===== Selected passage =====

Re: [PATCH 1/2]middle-end: Fix wrong overmatching of div-bitmask by using new optabs [PR108583]

public inbox for gcc-patches@gcc.gnu.org
 help / color / mirror / Atom feed

From: Andrew MacLeod <amacleod@redhat.com>
To: Tamar Christina <Tamar.Christina@arm.com>,
	Richard Biener <rguenther@suse.de>,
	Richard Sandiford <Richard.Sandiford@arm.com>
Cc: Tamar Christina via Gcc-patches <gcc-patches@gcc.gnu.org>,
	nd <nd@arm.com>, "jlaw@ventanamicro.com" <jlaw@ventanamicro.com>
Subject: Re: [PATCH 1/2]middle-end: Fix wrong overmatching of div-bitmask by using new optabs [PR108583]
Date: Wed, 15 Feb 2023 12:50:56 -0500	[thread overview]
Message-ID: <77142b9b-7af8-eb04-e596-6dd2f97aff9a@redhat.com> (raw)
In-Reply-To: <VI1PR08MB5325B267F86B3AB4637C2F55FFA39@VI1PR08MB5325.eurprd08.prod.outlook.com>

[-- Attachment #1: Type: text/plain, Size: 6043 bytes --]


On 2/15/23 12:13, Tamar Christina wrote:
>> On 2/15/23 07:51, Tamar Christina wrote:
>>
Thanks, lots of useful context there.


> This second pattern replaces the above into:
>
>    _6 = _3 +w level_14(D);
>    _7 = _6 / 255;
>    _8 = (unsigned char) _7;
>
> Thus removing the need to promote before the addition.  What I'm working on
> is an optimization for division.  So I am after what the range of _6 is. oprnd0 in my
> example is the 1rst operand of the division.
>
> I need to know the range of_6 because based on the range we can optimize this
> division into something much more efficient.
>
>> ----  IF that is all true, then I would suggest one of 2 possible routes.
>> 1) we add WIDEN_PLUS_EXPR to range-ops.  THIs involves writing
>> fold_range() for it whereby it would create a range of a type double the
>> precision of _3, then take the 2 ranges for op1 and op2, cast them to this new
>> type and add them.
>>
> Right, so I guess none of the widening operations are currently there.  Can you
> point me in the right direction of where I need to add them?

sure, details below


>> 2) manually doing the same thing.   BUt if you are goignto manually do it, we
>> might as well put that same code into fold_range then the entire ecosystem
>> will benefit.
>>
>> Once the operation can be performed in range ops, you can cast the new
>> range back to the type of _3 and see if its fully represented. ie
>>
>> int_range_max r1, r2
>> if (ranger.range_of_stmt (r1, stmt))
>>     {
>>       r2 = r1;
>>       r2.cast (TREE_TYPE (_3));
>>       r2.cast (TREE_TYPE (patt_27));
>>       if (r1 == r2)
>>         // No info was lost casting back and forth, so r1 must fit into type of _3
>>
>> That should work for within the IL.  And if you want to do the same thing
>> outside of the IL, you have to come up with the values you want to use for
>> op1 and op2, replace the ranger query with a direct range-opfold:
>>
>> range_op_handler handler (WIDEN_PLUS_EXPR, TREE_TYPE (patt_27)); if
>> (handler && handler->fold_range (r1, range_of__3, range_of_level_15))

===== Material shown =====

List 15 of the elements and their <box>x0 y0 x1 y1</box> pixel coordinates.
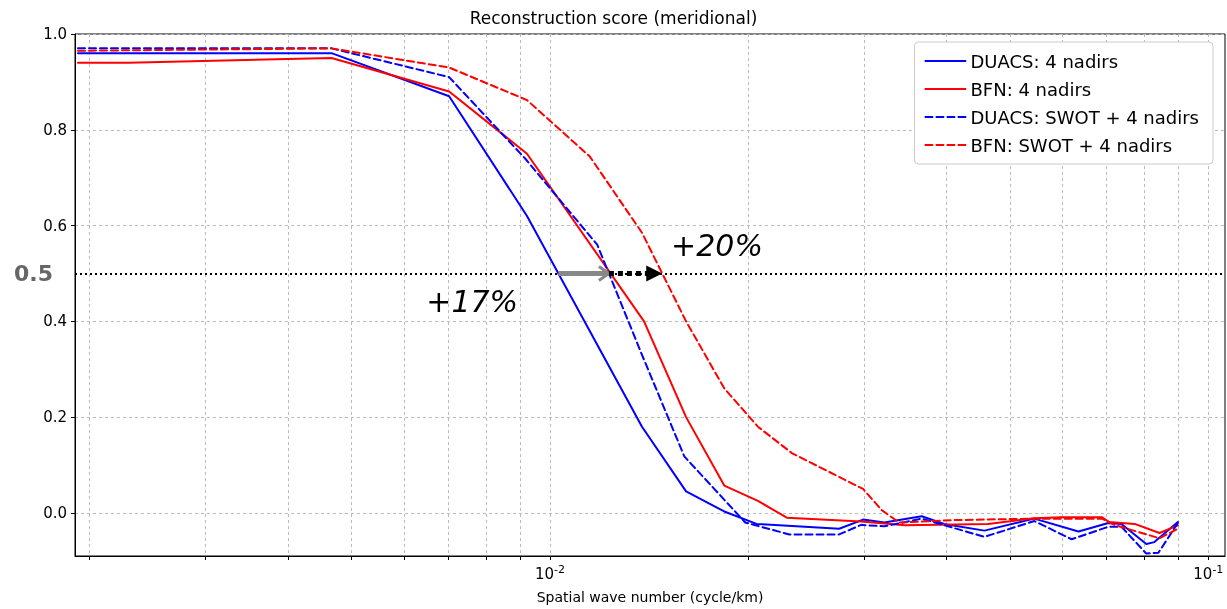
chart-title: Reconstruction score (meridional) <box>469 7 758 28</box>
legend-label: BFN: 4 nadirs <box>970 78 1092 100</box>
x-axis-title: Spatial wave number (cycle/km) <box>536 589 764 605</box>
y-tick-label: 0.0 <box>43 503 67 522</box>
y-tick-label: 0.2 <box>43 408 67 427</box>
legend-label: BFN: SWOT + 4 nadirs <box>970 134 1173 156</box>
y-tick-label: 0.6 <box>43 216 67 235</box>
annotation: +20% <box>671 227 763 263</box>
y-tick-label: 1.0 <box>43 25 67 43</box>
y-tick-label: 0.4 <box>43 312 67 331</box>
annotation: +17% <box>426 283 519 319</box>
y-tick-label: 0.8 <box>43 120 67 139</box>
legend-label: DUACS: SWOT + 4 nadirs <box>970 106 1199 128</box>
legend-label: DUACS: 4 nadirs <box>970 50 1119 72</box>
ref-line-label: 0.5 <box>14 260 53 286</box>
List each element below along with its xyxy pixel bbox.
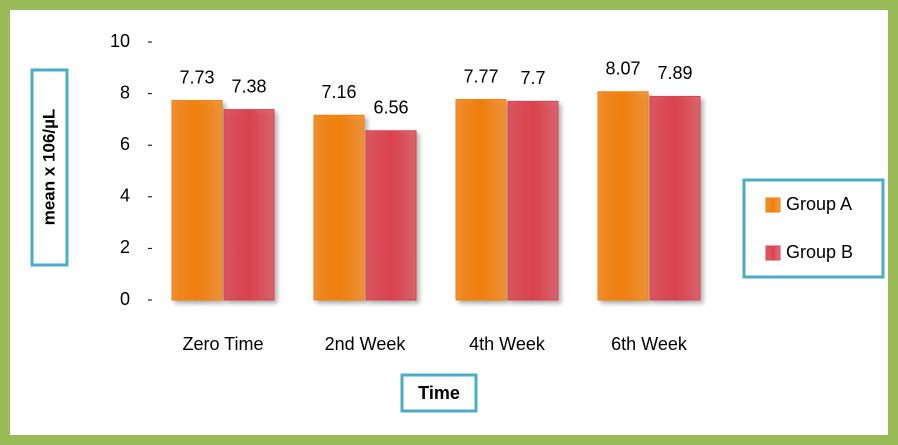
x-axis-title: Time (418, 383, 460, 403)
bar (455, 99, 507, 301)
data-label: 7.77 (463, 66, 498, 86)
x-tick-label: 6th Week (611, 334, 688, 354)
y-tick-label: 0 (120, 289, 130, 309)
y-axis-title: mean x 106/µL (39, 109, 58, 226)
bar (171, 100, 223, 301)
y-tick-label: 8 (120, 82, 130, 102)
legend-label: Group B (786, 242, 853, 262)
y-tick-label: 2 (120, 237, 130, 257)
data-label: 8.07 (605, 59, 640, 79)
x-tick-label: Zero Time (182, 334, 263, 354)
bar (365, 130, 417, 301)
data-label: 7.89 (657, 63, 692, 83)
data-label: 7.7 (520, 68, 545, 88)
bar (649, 95, 701, 301)
y-tick-label: 4 (120, 186, 130, 206)
legend-label: Group A (786, 194, 852, 214)
data-label: 7.73 (179, 67, 214, 87)
data-label: 7.16 (321, 82, 356, 102)
legend-swatch (765, 197, 781, 213)
bar (507, 100, 559, 301)
data-label: 6.56 (373, 98, 408, 118)
y-tick-label: 10 (110, 31, 130, 51)
legend-box (742, 178, 885, 279)
bar (313, 114, 365, 301)
x-title-box (400, 373, 478, 413)
data-label: 7.38 (231, 76, 266, 96)
bar (597, 91, 649, 301)
x-tick-label: 4th Week (469, 334, 546, 354)
bar (223, 109, 275, 301)
y-title-box (30, 68, 69, 267)
legend-swatch (765, 245, 781, 261)
y-tick-label: 6 (120, 134, 130, 154)
x-tick-label: 2nd Week (325, 334, 407, 354)
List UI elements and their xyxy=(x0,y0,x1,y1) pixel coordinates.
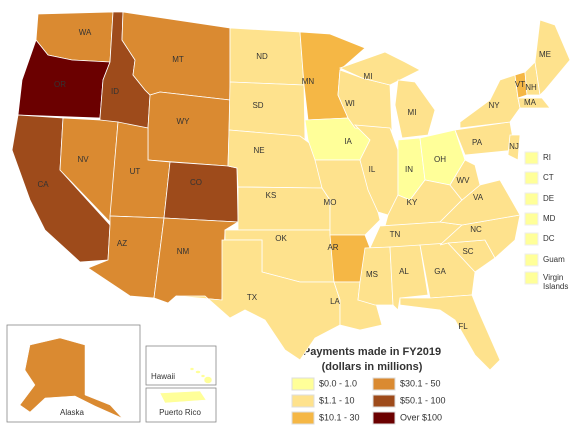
state xyxy=(517,97,551,109)
state-label: NV xyxy=(77,155,89,164)
state-label: MI xyxy=(408,108,417,117)
state-label: OR xyxy=(54,80,66,89)
legend-label: $30.1 - 50 xyxy=(400,378,441,388)
inset-label: Alaska xyxy=(60,408,85,417)
state xyxy=(399,294,501,371)
state xyxy=(449,159,481,201)
state-label: ND xyxy=(256,52,268,61)
state-label: NJ xyxy=(509,142,519,151)
state-label: TX xyxy=(247,293,258,302)
state-label: SD xyxy=(252,101,263,110)
state-label: NY xyxy=(488,101,500,110)
legend-swatch xyxy=(372,411,396,425)
state xyxy=(507,134,521,161)
state-label: KS xyxy=(266,191,277,200)
legend-label: $10.1 - 30 xyxy=(319,412,360,422)
state-label: MO xyxy=(324,198,337,207)
state-label: VT xyxy=(515,80,525,89)
state-label: OH xyxy=(434,155,446,164)
small-area-label: RI xyxy=(543,153,551,162)
state-label: AZ xyxy=(117,239,127,248)
small-area-box xyxy=(524,171,539,185)
state-label: PA xyxy=(472,138,483,147)
state-label: IL xyxy=(369,165,376,174)
legend-swatch xyxy=(372,377,396,391)
legend-label: $50.1 - 100 xyxy=(400,395,446,405)
small-area-label: MD xyxy=(543,214,556,223)
state-label: IN xyxy=(405,165,413,174)
legend-swatch xyxy=(291,377,315,391)
state-label: ME xyxy=(539,50,551,59)
small-area-box xyxy=(524,151,539,165)
small-area-label: Guam xyxy=(543,255,565,264)
small-area-box xyxy=(524,192,539,206)
state xyxy=(147,91,231,167)
small-area-box xyxy=(524,232,539,246)
state xyxy=(163,161,239,223)
state-label: NH xyxy=(525,83,537,92)
legend-label: $0.0 - 1.0 xyxy=(319,378,357,388)
state-label: MS xyxy=(366,270,378,279)
state-label: OK xyxy=(275,234,287,243)
legend-title: Payments made in FY2019 xyxy=(303,346,441,358)
state-label: FL xyxy=(458,322,468,331)
inset-region xyxy=(200,374,206,378)
state xyxy=(338,51,421,86)
inset-label: Puerto Rico xyxy=(159,408,201,417)
inset-label: Hawaii xyxy=(151,372,175,381)
small-area-label: CT xyxy=(543,173,554,182)
inset-region xyxy=(203,376,213,384)
state-label: MN xyxy=(302,77,315,86)
state-label: ID xyxy=(111,87,119,96)
legend-label: $1.1 - 10 xyxy=(319,395,355,405)
state-label: UT xyxy=(130,167,141,176)
small-area-box xyxy=(524,271,539,285)
state xyxy=(534,19,571,96)
state-label: NM xyxy=(177,247,190,256)
state xyxy=(237,186,331,231)
legend-subtitle: (dollars in millions) xyxy=(322,361,423,373)
state-label: WI xyxy=(345,99,355,108)
state-label: TN xyxy=(390,230,401,239)
small-area-label: DC xyxy=(543,234,555,243)
inset-region xyxy=(19,337,123,419)
state-label: AR xyxy=(327,243,338,252)
state-label: WY xyxy=(177,117,191,126)
state-label: NC xyxy=(470,225,482,234)
state xyxy=(175,239,341,361)
state xyxy=(394,79,436,139)
legend-swatch xyxy=(372,394,396,408)
legend-swatch xyxy=(291,394,315,408)
legend-label: Over $100 xyxy=(400,412,442,422)
state-label: NE xyxy=(253,146,264,155)
inset-region xyxy=(195,370,201,374)
inset-region xyxy=(189,367,195,371)
state-label: VA xyxy=(473,193,484,202)
state-label: GA xyxy=(434,267,446,276)
state xyxy=(353,124,399,216)
small-area-label: DE xyxy=(543,194,555,203)
small-area-box xyxy=(524,212,539,226)
state-label: CA xyxy=(37,180,49,189)
state-label: IA xyxy=(344,137,352,146)
inset-region xyxy=(159,390,207,404)
state-label: WV xyxy=(457,176,471,185)
state-label: MT xyxy=(172,55,184,64)
state-label: WA xyxy=(79,28,92,37)
state-label: LA xyxy=(330,297,340,306)
small-area-label: Virgin Islands xyxy=(543,273,569,291)
state-label: AL xyxy=(399,267,409,276)
state-label: KY xyxy=(407,198,418,207)
state-label: MA xyxy=(524,98,537,107)
state-label: CO xyxy=(190,178,202,187)
state-label: SC xyxy=(462,247,473,256)
state-label: MI xyxy=(364,72,373,81)
small-area-box xyxy=(524,253,539,267)
legend-swatch xyxy=(291,411,315,425)
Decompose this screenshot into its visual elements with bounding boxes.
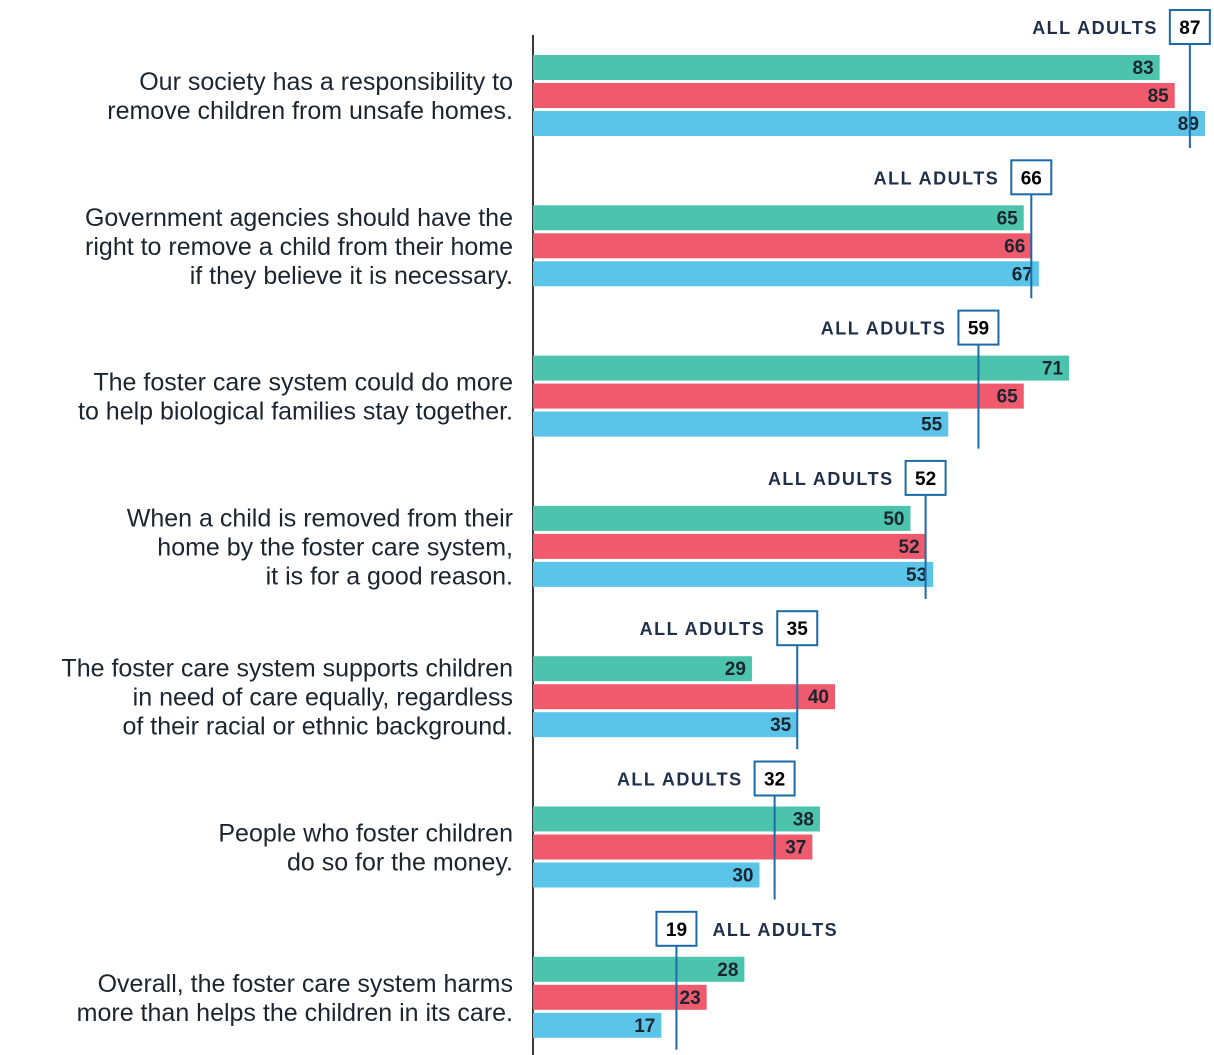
bar [533, 83, 1175, 108]
bar [533, 205, 1024, 231]
reference-value-box [1168, 9, 1211, 45]
bar-value-label: 53 [906, 565, 927, 586]
reference-label: ALL ADULTS [768, 469, 894, 489]
reference-value: 66 [1021, 168, 1042, 189]
bar [533, 261, 1039, 287]
statement-label-line: Overall, the foster care system harms [98, 970, 513, 998]
statement-label: Government agencies should have the right… [85, 204, 513, 290]
statement-label-line: When a child is removed from their [127, 504, 513, 532]
bar-value-label: 66 [1004, 236, 1025, 257]
statement-label-line: The foster care system could do more [93, 369, 513, 397]
bar-value-label: 52 [898, 537, 919, 558]
bar-value-label: 89 [1178, 114, 1199, 135]
reference-value: 35 [787, 619, 809, 640]
reference-value: 59 [968, 319, 989, 340]
reference-value-box [776, 610, 819, 647]
bar-value-label: 55 [921, 415, 943, 436]
bar [533, 684, 835, 710]
bar [533, 956, 745, 982]
bar [533, 984, 707, 1010]
statement-label: When a child is removed from their home b… [127, 504, 513, 590]
bar [533, 656, 752, 682]
statement-label-line: to help biological families stay togethe… [78, 398, 513, 426]
reference-value-box [1010, 159, 1053, 196]
statement-label: People who foster children do so for the … [218, 820, 513, 877]
bar-value-label: 30 [732, 866, 753, 887]
reference-value: 19 [666, 920, 687, 941]
reference-value-box [655, 910, 698, 947]
reference-label: ALL ADULTS [821, 319, 947, 339]
statement-label-line: remove children from unsafe homes. [107, 97, 513, 125]
statement-label: Overall, the foster care system harms mor… [77, 970, 513, 1027]
reference-label: ALL ADULTS [640, 619, 766, 639]
bar [533, 712, 798, 738]
bar [533, 505, 911, 531]
bar-value-label: 50 [883, 509, 904, 530]
statement-label-line: more than helps the children in its care… [77, 999, 513, 1027]
bar [533, 1012, 662, 1038]
statement-label-line: of their racial or ethnic background. [123, 713, 514, 741]
reference-value-box [753, 760, 796, 797]
bar-value-label: 40 [808, 687, 829, 708]
statement-label-line: The foster care system supports children [61, 655, 513, 683]
reference-value-box [957, 309, 1000, 346]
statement-label: Our society has a responsibility to remov… [107, 68, 513, 125]
bar-value-label: 17 [634, 1016, 655, 1037]
statement-label-line: Government agencies should have the [85, 204, 513, 232]
bar [533, 233, 1032, 259]
reference-label: ALL ADULTS [617, 770, 743, 790]
statement-label-line: home by the foster care system, [157, 533, 513, 561]
bar [533, 55, 1160, 80]
plot-area: Our society has a responsibility to remov… [61, 9, 1211, 1050]
bar-value-label: 29 [725, 659, 746, 680]
bar-value-label: 65 [997, 387, 1019, 408]
bar [533, 383, 1024, 409]
bar [533, 355, 1070, 381]
reference-label: ALL ADULTS [712, 920, 838, 940]
bar [533, 862, 760, 888]
reference-value: 32 [764, 770, 785, 791]
statement-label-line: it is for a good reason. [266, 562, 513, 590]
bar-value-label: 28 [717, 960, 738, 981]
statement-label-line: do so for the money. [287, 849, 513, 877]
bar [533, 533, 926, 559]
reference-label: ALL ADULTS [874, 168, 1000, 188]
bar [533, 834, 813, 860]
bar-value-label: 35 [770, 715, 792, 736]
bar-value-label: 83 [1133, 58, 1154, 79]
bar-value-label: 85 [1148, 86, 1170, 107]
bar-value-label: 37 [785, 838, 806, 859]
statement-label: The foster care system could do more to h… [78, 369, 513, 426]
bar-value-label: 38 [793, 810, 814, 831]
reference-value-box [904, 459, 947, 496]
bar-value-label: 65 [997, 208, 1019, 229]
statement-label-line: in need of care equally, regardless [133, 684, 513, 712]
reference-label: ALL ADULTS [1032, 18, 1158, 38]
statement-label-line: right to remove a child from their home [85, 233, 513, 261]
reference-value: 52 [915, 469, 936, 490]
bar-value-label: 71 [1042, 359, 1064, 380]
statement-label-line: if they believe it is necessary. [190, 262, 513, 290]
bar [533, 411, 949, 437]
bar [533, 561, 934, 587]
statement-label-line: Our society has a responsibility to [139, 68, 513, 96]
statement-label-line: People who foster children [218, 820, 513, 848]
bar-value-label: 67 [1012, 264, 1033, 285]
bar-value-label: 23 [680, 988, 701, 1009]
statement-label: The foster care system supports children… [61, 655, 513, 741]
reference-value: 87 [1179, 18, 1200, 39]
bar [533, 806, 820, 832]
bar [533, 111, 1205, 136]
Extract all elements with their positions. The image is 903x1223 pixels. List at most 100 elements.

=====

**To-do list:**
1: From the GCC patch reply, extract everything from "sure, details below" down to "(ranger.range_of_stmt (r1, stmt))".
2: In the GCC patch reply, which expression does the first suggested route propose adding to range-ops?

**Solutions to the exercise:**
1:
sure, details below


>> 2) manually doing the same thing.   BUt if you are goignto manually do it, we
>> might as well put that same code into fold_range then the entire ecosystem
>> will benefit.
>>
>> Once the operation can be performed in range ops, you can cast the new
>> range back to the type of _3 and see if its fully represented. ie
>>
>> int_range_max r1, r2
>> if (ranger.range_of_stmt (r1, stmt))

2: WIDEN_PLUS_EXPR